— What the task requires —
The required output is a single number: how many lines of the material contain the string "text".

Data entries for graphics

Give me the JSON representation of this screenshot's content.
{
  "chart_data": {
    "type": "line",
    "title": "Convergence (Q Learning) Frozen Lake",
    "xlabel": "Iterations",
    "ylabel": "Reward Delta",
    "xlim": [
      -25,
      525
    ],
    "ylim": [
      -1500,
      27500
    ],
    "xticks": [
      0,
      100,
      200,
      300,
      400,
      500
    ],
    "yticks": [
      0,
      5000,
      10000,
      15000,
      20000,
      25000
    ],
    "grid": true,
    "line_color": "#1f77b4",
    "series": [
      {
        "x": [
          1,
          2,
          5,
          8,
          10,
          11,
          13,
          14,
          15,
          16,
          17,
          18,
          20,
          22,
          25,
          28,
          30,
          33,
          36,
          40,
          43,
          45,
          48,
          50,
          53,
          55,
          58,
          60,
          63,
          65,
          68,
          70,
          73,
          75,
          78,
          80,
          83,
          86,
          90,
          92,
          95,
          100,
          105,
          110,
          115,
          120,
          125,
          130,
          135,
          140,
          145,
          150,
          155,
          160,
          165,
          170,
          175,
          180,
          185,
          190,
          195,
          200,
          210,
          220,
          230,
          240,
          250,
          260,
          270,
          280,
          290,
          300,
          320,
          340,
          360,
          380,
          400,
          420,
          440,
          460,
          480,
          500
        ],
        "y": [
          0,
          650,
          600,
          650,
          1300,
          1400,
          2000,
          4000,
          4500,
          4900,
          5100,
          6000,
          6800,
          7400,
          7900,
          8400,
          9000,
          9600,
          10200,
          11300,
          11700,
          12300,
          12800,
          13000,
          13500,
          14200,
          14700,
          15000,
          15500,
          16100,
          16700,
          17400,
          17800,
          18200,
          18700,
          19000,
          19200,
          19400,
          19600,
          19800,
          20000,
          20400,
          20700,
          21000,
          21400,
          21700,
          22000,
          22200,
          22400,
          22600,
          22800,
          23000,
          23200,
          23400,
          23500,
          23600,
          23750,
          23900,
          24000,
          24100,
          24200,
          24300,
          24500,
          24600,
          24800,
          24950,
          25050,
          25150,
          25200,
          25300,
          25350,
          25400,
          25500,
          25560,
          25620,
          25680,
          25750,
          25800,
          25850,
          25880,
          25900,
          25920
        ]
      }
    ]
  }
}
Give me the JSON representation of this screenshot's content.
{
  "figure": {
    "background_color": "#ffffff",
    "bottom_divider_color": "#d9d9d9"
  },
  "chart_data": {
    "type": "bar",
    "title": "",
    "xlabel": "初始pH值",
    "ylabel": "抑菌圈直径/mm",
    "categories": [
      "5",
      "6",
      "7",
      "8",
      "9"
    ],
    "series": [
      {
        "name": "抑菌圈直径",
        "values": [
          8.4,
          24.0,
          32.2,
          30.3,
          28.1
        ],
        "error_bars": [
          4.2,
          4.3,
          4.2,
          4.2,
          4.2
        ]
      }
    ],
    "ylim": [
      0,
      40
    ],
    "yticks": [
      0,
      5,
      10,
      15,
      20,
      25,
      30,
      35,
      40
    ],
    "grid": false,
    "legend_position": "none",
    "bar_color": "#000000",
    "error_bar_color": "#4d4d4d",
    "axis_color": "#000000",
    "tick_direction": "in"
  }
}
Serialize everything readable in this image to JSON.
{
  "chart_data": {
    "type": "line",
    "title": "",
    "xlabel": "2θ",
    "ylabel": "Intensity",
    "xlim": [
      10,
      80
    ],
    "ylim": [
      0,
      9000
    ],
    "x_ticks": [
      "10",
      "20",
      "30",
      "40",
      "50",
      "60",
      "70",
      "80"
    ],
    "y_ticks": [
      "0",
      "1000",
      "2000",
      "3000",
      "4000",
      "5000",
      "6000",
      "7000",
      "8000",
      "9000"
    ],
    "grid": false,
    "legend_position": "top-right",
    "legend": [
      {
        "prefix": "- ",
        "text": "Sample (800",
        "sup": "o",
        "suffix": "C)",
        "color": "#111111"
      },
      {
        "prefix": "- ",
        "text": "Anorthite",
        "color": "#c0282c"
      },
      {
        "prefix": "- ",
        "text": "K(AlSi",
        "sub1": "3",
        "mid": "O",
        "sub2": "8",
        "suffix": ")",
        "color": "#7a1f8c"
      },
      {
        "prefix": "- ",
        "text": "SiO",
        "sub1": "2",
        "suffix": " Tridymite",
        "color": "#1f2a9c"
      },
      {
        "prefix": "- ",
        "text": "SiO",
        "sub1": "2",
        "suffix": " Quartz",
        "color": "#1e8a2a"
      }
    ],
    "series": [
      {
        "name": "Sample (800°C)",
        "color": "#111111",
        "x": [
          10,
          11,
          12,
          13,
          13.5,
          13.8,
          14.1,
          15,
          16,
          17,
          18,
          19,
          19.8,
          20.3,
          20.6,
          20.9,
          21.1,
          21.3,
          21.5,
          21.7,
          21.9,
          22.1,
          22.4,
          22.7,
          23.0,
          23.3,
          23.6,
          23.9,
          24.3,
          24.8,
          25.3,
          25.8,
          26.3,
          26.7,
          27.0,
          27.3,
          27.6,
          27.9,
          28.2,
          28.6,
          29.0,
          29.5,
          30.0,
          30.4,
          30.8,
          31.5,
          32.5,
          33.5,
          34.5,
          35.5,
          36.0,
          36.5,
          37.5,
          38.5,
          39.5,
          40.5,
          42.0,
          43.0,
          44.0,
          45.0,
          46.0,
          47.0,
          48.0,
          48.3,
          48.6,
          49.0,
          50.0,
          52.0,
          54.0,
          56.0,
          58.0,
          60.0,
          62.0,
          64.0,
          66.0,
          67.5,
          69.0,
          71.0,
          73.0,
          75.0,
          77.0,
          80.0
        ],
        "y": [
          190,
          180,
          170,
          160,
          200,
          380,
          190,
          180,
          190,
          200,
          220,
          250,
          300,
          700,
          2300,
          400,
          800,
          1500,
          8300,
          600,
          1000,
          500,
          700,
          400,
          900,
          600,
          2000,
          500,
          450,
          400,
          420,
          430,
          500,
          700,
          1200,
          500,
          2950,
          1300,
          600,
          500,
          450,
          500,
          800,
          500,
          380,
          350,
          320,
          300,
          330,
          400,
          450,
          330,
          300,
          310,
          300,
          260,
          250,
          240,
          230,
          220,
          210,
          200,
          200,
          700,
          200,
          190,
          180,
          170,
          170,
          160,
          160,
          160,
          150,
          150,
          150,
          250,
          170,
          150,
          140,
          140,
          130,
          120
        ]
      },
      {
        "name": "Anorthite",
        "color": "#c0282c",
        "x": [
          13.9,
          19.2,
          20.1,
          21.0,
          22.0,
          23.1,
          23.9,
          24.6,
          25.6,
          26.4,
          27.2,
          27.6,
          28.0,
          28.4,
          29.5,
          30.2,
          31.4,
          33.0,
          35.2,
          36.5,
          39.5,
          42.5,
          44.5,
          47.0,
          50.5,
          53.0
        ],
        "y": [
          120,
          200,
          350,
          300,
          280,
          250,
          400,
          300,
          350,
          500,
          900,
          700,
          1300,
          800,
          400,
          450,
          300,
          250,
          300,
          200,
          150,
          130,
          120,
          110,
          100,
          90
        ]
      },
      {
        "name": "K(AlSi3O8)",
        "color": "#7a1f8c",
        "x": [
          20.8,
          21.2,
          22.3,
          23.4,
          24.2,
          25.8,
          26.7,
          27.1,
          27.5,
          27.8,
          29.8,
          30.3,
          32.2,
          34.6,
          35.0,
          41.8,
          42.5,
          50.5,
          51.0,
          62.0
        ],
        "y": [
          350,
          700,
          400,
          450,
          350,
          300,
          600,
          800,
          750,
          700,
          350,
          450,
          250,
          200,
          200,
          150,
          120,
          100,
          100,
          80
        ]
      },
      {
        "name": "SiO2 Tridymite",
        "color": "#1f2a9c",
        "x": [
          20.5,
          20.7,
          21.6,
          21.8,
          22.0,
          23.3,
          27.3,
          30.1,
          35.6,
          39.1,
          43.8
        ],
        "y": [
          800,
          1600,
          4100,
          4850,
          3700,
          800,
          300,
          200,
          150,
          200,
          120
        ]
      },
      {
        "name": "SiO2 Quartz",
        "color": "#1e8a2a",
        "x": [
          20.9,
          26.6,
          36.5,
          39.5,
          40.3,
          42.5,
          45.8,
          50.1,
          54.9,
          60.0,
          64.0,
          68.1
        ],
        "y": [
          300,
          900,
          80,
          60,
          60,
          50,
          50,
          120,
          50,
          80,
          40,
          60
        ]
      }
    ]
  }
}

— Result below —
5